Sort through the data and copy the lines holding the word "knappen".

- [RECORDS SUPPLIED]
----

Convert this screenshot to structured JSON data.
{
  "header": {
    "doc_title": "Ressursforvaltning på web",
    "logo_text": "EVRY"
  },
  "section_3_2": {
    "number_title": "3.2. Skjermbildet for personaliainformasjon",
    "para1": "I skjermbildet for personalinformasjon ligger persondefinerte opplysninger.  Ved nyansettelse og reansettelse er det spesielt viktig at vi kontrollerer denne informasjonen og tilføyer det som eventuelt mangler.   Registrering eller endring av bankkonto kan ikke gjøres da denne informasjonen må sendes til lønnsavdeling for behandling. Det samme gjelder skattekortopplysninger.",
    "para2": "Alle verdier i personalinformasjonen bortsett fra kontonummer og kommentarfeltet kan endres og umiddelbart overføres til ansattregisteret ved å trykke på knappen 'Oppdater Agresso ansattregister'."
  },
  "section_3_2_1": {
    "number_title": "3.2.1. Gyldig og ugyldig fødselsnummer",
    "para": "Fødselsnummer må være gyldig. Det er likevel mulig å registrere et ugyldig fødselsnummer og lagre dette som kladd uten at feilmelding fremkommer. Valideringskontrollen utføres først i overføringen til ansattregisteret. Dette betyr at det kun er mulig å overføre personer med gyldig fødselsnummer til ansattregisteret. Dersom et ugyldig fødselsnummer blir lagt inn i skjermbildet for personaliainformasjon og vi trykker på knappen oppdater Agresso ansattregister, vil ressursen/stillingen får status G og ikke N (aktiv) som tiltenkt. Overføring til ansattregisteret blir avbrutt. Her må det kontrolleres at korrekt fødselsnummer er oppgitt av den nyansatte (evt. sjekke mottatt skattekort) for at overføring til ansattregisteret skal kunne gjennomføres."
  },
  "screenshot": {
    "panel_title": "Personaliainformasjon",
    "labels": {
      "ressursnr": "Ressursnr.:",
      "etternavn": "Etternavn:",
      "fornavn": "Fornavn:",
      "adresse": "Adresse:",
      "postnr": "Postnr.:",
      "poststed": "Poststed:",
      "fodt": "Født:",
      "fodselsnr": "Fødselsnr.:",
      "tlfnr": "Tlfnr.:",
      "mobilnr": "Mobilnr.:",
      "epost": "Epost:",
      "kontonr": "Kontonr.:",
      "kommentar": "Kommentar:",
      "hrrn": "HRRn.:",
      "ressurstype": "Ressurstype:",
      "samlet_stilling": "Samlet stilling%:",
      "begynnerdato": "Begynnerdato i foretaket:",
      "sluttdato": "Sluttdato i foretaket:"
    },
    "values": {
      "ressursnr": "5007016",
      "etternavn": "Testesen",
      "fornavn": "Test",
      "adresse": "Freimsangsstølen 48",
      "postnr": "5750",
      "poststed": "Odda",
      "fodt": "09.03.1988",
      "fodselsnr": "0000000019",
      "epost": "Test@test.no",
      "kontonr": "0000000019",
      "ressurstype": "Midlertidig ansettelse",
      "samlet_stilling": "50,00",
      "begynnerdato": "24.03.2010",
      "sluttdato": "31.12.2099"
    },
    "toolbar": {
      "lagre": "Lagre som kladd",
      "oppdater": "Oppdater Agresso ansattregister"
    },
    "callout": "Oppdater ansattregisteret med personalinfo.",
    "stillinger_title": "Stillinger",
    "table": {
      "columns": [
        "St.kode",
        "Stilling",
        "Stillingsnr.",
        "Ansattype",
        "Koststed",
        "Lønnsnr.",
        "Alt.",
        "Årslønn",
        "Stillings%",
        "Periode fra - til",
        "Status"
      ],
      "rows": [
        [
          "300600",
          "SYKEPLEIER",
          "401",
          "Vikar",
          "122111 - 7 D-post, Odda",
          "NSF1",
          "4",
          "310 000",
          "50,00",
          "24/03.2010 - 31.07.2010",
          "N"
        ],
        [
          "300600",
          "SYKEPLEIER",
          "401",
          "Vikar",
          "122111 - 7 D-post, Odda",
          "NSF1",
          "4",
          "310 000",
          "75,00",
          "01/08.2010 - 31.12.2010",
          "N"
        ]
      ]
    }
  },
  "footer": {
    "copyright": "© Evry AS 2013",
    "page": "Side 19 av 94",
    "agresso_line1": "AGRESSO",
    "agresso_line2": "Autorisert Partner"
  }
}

----

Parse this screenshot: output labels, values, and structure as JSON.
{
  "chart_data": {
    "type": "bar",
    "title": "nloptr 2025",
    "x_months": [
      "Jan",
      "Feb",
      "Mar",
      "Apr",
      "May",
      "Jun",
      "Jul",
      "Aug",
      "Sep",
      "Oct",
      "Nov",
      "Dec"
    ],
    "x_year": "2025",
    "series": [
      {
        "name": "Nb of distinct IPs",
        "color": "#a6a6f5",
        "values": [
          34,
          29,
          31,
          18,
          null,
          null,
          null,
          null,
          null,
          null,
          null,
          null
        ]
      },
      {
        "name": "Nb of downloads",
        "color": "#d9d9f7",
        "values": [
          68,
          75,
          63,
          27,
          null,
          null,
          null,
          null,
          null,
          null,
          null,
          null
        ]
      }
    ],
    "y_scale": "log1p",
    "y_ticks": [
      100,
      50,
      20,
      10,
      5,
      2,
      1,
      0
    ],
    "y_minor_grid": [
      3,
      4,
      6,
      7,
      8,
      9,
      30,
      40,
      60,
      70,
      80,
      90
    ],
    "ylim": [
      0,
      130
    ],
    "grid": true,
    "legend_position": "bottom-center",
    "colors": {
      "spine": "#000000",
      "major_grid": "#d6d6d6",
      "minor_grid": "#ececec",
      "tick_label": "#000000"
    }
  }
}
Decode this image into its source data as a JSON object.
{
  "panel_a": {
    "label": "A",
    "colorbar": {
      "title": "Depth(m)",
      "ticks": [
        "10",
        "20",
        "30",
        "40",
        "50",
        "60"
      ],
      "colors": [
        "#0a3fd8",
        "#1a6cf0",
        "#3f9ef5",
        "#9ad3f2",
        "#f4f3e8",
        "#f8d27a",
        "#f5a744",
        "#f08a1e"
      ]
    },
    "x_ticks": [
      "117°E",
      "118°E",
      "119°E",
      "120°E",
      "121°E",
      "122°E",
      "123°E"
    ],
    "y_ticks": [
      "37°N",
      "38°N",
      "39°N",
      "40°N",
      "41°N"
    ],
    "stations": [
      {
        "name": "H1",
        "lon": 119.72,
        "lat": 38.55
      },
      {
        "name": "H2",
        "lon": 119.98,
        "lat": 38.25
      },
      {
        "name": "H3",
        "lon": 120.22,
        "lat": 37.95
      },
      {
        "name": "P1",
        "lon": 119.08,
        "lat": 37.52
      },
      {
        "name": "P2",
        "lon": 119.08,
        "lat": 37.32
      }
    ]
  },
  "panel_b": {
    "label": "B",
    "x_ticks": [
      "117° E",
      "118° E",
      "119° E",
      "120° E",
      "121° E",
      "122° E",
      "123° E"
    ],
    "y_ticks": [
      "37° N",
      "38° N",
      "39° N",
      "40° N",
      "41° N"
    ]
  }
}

----

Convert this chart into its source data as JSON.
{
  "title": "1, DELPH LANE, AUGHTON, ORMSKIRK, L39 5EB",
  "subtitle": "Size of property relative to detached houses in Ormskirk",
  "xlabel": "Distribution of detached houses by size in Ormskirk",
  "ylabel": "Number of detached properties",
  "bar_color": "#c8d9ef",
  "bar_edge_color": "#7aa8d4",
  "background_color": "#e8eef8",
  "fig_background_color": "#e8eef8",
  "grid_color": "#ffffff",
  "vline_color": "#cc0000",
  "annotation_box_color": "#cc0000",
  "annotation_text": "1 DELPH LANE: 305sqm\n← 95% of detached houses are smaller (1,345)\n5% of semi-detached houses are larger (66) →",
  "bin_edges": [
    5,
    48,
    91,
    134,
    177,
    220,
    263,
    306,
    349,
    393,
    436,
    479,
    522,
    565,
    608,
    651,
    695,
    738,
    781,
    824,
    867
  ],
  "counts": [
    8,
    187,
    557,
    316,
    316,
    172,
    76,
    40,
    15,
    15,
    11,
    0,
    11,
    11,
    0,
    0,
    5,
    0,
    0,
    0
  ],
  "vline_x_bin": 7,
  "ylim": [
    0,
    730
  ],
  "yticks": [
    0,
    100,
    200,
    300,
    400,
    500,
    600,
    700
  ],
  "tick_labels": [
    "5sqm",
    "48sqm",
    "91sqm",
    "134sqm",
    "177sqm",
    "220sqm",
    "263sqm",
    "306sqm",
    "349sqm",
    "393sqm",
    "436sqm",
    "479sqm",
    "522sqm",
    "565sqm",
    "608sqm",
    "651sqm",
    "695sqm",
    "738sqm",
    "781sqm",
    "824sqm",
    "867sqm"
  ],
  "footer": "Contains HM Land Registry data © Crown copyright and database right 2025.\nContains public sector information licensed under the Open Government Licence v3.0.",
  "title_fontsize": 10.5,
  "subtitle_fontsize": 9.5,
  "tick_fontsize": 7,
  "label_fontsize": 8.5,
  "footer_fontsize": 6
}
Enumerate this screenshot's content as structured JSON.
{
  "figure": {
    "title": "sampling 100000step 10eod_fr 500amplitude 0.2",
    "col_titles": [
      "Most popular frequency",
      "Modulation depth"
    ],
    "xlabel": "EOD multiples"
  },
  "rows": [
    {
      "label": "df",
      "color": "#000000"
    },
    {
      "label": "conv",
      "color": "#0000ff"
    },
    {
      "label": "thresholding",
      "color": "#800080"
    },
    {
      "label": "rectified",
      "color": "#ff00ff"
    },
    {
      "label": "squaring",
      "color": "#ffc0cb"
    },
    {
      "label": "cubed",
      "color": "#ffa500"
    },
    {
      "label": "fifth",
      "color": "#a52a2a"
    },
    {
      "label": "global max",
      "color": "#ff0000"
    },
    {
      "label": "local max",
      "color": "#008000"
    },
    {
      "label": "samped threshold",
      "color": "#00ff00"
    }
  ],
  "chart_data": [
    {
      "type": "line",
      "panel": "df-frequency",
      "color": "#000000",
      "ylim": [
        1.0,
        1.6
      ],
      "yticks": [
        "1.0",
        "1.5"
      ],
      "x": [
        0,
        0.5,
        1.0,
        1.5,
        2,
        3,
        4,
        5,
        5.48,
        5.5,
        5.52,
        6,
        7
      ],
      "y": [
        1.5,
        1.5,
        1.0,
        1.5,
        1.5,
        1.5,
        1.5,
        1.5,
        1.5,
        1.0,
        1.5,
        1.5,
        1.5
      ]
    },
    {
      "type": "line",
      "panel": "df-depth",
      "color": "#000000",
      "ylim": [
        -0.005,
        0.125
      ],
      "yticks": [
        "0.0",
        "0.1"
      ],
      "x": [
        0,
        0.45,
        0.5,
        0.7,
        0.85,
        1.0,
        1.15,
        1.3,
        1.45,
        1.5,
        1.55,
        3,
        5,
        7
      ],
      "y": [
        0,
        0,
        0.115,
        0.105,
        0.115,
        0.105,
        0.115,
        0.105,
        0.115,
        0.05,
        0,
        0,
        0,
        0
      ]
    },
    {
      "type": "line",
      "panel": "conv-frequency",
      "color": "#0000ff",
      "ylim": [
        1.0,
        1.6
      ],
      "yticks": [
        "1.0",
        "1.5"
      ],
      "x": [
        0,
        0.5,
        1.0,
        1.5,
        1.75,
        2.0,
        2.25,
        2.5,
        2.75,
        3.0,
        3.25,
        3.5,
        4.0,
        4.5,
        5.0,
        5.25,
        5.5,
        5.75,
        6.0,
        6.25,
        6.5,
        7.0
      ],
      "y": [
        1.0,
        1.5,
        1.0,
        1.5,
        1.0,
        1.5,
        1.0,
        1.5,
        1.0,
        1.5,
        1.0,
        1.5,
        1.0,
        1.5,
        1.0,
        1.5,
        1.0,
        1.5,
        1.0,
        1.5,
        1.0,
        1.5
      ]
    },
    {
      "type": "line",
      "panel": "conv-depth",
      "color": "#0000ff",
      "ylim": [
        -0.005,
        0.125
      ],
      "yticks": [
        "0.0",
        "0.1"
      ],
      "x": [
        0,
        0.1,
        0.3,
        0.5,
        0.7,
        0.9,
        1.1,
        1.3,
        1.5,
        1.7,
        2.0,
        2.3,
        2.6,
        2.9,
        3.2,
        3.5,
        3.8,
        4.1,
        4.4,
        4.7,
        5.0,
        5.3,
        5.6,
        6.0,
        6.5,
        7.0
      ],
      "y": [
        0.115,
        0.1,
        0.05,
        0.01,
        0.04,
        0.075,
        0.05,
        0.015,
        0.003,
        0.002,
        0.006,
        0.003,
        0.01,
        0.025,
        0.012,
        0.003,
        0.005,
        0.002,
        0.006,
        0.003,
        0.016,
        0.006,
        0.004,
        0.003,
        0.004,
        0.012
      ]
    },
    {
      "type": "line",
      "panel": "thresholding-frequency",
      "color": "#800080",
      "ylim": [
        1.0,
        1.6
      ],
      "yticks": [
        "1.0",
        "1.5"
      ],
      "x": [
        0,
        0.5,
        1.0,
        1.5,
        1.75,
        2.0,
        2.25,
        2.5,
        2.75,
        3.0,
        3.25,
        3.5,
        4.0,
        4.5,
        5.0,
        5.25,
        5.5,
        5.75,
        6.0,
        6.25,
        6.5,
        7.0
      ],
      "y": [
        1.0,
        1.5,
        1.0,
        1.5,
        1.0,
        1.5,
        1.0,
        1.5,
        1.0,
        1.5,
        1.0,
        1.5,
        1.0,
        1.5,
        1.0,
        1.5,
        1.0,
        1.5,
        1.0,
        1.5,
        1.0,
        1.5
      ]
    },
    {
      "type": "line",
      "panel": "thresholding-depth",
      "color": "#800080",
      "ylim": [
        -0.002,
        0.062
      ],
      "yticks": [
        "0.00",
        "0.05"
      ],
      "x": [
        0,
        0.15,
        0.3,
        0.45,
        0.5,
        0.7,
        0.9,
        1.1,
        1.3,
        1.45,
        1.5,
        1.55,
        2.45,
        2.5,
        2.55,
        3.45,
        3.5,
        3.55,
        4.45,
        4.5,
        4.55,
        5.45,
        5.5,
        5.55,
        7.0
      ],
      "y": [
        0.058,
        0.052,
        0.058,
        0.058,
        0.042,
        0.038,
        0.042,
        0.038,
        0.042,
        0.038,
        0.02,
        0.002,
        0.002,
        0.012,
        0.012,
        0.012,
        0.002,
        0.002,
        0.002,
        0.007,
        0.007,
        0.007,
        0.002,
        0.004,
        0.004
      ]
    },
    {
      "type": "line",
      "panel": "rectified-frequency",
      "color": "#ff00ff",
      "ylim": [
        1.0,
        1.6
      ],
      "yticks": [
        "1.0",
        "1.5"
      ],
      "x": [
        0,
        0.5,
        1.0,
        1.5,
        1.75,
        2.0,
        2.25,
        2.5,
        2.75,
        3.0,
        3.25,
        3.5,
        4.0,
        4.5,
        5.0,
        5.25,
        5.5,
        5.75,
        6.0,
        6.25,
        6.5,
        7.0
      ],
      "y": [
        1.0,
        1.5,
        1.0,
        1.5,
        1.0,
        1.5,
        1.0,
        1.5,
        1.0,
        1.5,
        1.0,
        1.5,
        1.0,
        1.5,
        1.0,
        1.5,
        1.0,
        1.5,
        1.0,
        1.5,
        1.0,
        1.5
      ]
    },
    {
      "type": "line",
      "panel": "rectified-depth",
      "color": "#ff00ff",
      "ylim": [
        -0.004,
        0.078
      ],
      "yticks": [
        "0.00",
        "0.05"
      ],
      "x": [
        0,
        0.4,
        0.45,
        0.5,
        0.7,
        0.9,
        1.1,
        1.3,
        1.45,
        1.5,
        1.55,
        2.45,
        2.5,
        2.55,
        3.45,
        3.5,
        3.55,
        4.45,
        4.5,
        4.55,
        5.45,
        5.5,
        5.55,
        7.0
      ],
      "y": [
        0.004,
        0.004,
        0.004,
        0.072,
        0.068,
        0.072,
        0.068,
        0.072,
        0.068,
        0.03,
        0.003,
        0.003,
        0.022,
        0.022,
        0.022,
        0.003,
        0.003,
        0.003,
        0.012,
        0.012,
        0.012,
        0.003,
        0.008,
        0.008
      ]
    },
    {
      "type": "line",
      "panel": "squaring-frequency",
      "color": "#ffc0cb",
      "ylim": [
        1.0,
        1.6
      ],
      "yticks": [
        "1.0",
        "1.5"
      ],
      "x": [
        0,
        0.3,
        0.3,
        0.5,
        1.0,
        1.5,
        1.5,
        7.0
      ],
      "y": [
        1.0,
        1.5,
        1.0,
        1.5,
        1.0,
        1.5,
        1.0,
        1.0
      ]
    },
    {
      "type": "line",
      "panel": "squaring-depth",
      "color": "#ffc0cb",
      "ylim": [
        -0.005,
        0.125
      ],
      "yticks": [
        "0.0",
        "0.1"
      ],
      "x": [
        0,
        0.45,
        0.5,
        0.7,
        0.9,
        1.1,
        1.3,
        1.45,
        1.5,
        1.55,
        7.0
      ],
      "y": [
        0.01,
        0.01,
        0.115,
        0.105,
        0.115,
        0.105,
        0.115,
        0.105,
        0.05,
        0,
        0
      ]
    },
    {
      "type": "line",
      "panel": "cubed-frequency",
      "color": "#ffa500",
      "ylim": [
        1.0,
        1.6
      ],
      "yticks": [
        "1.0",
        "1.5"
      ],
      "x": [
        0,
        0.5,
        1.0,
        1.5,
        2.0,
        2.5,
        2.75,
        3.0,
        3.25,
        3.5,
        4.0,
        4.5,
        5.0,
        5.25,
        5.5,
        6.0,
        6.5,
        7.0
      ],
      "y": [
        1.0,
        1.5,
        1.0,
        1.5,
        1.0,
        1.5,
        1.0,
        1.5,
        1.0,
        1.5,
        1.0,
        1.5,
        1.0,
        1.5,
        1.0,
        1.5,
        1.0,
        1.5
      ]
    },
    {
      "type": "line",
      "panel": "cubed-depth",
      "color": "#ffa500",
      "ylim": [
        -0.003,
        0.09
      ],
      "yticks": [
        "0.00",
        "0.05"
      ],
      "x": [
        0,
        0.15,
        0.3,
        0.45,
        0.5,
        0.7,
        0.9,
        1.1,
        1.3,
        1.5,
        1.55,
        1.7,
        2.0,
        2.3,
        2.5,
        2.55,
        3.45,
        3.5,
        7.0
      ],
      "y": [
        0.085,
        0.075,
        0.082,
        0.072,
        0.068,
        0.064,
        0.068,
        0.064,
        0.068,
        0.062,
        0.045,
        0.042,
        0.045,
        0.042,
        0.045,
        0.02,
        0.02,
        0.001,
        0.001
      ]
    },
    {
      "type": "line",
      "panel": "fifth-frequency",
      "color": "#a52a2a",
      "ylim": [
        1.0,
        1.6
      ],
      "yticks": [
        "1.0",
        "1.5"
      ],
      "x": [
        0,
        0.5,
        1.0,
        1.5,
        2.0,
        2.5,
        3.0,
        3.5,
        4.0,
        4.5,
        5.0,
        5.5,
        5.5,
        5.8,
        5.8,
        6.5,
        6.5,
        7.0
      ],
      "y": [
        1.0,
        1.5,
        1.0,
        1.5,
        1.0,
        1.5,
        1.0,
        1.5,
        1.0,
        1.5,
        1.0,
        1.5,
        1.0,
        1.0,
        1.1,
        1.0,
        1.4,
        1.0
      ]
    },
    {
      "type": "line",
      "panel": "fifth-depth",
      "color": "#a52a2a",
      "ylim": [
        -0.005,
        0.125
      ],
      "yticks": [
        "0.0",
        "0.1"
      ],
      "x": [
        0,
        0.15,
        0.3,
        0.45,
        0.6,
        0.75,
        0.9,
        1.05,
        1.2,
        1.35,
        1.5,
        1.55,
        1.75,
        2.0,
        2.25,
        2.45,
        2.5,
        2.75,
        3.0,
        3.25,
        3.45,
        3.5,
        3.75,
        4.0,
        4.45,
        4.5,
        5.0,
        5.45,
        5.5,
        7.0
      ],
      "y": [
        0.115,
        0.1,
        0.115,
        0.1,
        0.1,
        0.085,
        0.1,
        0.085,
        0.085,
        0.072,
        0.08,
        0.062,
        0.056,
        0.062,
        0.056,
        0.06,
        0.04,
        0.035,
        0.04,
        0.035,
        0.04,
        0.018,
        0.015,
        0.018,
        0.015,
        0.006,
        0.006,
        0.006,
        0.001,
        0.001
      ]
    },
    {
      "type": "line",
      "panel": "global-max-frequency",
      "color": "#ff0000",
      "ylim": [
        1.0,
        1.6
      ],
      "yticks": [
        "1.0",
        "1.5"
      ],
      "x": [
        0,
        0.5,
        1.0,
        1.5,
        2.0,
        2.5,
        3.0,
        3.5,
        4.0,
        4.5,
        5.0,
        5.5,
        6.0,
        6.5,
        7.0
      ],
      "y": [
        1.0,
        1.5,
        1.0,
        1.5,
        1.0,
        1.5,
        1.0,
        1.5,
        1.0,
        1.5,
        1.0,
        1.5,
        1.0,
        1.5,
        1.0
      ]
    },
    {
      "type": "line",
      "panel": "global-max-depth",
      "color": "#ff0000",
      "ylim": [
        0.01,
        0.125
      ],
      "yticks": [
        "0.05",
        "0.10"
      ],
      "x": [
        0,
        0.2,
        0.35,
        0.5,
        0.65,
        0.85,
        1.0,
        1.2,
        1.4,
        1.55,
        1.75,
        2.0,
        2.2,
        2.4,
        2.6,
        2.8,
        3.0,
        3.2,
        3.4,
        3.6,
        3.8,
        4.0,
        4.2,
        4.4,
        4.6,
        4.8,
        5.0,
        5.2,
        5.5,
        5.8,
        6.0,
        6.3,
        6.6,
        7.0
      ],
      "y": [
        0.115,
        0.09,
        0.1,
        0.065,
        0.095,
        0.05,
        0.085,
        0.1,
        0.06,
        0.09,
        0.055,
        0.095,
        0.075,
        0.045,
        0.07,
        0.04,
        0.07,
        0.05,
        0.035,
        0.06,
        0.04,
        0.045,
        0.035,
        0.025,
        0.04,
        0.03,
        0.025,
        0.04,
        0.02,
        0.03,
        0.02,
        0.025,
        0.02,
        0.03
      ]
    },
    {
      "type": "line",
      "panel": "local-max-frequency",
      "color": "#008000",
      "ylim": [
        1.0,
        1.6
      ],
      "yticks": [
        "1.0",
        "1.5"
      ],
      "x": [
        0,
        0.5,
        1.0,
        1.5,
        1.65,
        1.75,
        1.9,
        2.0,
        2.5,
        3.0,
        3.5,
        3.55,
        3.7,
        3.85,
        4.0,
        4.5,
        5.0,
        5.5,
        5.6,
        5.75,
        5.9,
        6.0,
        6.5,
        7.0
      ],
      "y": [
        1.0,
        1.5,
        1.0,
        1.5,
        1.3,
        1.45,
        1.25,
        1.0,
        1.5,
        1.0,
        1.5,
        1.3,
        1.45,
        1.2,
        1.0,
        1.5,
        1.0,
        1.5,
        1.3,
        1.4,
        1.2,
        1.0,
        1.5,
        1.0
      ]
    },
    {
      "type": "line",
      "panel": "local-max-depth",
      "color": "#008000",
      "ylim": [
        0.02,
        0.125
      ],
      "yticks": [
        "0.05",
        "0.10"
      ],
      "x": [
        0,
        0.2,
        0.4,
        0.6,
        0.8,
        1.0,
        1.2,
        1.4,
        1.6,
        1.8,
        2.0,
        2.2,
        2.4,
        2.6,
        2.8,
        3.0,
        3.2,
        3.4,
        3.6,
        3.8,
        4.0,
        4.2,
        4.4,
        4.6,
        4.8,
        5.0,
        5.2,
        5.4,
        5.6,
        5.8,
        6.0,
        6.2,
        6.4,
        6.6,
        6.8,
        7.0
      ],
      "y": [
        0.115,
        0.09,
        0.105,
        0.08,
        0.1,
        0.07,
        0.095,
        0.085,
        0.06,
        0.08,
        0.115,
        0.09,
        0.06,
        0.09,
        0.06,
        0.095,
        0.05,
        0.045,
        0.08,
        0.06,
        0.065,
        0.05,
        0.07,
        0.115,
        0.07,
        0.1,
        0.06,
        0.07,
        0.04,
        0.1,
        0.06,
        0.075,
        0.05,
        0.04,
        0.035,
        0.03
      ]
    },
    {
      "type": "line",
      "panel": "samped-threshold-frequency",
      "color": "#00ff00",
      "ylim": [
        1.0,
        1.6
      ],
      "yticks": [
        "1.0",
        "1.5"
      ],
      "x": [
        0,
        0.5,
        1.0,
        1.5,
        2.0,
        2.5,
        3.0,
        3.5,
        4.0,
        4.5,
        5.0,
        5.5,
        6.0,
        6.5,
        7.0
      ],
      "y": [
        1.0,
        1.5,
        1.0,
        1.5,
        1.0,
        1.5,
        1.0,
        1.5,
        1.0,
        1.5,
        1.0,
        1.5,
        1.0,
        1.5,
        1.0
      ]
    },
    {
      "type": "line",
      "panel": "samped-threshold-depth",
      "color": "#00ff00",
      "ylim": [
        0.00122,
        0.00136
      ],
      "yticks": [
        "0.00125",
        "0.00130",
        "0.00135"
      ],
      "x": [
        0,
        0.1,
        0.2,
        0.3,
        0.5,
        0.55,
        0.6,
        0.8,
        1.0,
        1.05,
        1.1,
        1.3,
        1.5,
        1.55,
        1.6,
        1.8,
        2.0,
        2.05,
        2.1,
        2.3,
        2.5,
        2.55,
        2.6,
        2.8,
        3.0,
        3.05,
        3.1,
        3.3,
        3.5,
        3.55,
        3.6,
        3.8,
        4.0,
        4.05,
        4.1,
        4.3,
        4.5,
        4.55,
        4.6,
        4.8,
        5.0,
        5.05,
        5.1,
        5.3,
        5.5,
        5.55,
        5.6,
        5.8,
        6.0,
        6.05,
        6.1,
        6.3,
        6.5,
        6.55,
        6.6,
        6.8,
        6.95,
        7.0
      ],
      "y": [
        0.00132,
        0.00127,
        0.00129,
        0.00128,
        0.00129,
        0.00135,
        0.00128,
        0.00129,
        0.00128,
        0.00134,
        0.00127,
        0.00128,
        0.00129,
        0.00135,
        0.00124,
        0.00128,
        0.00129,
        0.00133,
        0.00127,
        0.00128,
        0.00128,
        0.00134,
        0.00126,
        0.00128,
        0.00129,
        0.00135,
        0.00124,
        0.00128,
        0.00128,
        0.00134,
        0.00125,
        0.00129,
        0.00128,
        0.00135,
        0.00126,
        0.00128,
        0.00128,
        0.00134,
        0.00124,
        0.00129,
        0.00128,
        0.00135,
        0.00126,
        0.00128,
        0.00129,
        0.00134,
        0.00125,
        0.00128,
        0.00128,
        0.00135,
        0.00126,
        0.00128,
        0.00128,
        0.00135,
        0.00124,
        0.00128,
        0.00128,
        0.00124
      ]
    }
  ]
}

----

- [SOLUTION TO THE PROBLEM]
    "para2": "Alle verdier i personalinformasjonen bortsett fra kontonummer og kommentarfeltet kan endres og umiddelbart overføres til ansattregisteret ved å trykke på knappen 'Oppdater Agresso ansattregister'."
    "para": "Fødselsnummer må være gyldig. Det er likevel mulig å registrere et ugyldig fødselsnummer og lagre dette som kladd uten at feilmelding fremkommer. Valideringskontrollen utføres først i overføringen til ansattregisteret. Dette betyr at det kun er mulig å overføre personer med gyldig fødselsnummer til ansattregisteret. Dersom et ugyldig fødselsnummer blir lagt inn i skjermbildet for personaliainformasjon og vi trykker på knappen oppdater Agresso ansattregister, vil ressursen/stillingen får status G og ikke N (aktiv) som tiltenkt. Overføring til ansattregisteret blir avbrutt. Her må det kontrolleres at korrekt fødselsnummer er oppgitt av den nyansatte (evt. sjekke mottatt skattekort) for at overføring til ansattregisteret skal kunne gjennomføres."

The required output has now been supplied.